### What is being asked
Check each line of the records below and collect those holding "ბალახში".

### Material
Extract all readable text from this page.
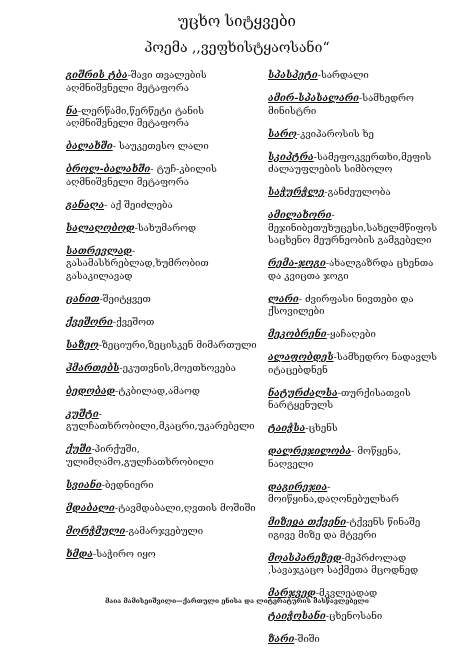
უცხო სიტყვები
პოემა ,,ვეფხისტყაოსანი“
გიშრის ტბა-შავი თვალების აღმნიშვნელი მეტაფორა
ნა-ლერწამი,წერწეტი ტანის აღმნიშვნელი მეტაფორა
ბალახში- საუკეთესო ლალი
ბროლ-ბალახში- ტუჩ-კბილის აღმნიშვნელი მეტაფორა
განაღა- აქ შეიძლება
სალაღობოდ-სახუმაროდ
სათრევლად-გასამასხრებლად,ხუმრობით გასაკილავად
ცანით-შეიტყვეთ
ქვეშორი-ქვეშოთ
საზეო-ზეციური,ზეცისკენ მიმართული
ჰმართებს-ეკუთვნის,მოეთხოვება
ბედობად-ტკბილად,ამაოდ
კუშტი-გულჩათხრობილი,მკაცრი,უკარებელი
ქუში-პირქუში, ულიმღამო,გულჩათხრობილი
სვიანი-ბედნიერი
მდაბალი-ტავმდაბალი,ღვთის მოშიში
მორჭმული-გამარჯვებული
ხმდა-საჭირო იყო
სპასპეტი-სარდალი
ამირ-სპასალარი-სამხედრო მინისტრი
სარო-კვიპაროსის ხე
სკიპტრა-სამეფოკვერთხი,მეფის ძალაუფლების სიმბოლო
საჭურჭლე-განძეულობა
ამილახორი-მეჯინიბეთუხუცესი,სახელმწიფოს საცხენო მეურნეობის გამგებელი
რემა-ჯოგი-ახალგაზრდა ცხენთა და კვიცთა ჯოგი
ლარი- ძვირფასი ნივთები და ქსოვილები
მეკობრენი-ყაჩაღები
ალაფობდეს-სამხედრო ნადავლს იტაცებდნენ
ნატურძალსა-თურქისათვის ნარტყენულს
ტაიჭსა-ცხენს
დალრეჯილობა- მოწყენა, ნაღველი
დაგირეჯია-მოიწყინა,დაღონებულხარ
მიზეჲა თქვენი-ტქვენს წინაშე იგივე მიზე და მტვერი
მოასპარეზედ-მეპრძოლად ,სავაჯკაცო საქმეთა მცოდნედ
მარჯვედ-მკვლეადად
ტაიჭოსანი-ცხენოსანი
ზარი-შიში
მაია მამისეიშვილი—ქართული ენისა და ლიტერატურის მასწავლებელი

### Expected answer
ბალახში- საუკეთესო ლალი
ბროლ-ბალახში- ტუჩ-კბილის აღმნიშვნელი მეტაფორა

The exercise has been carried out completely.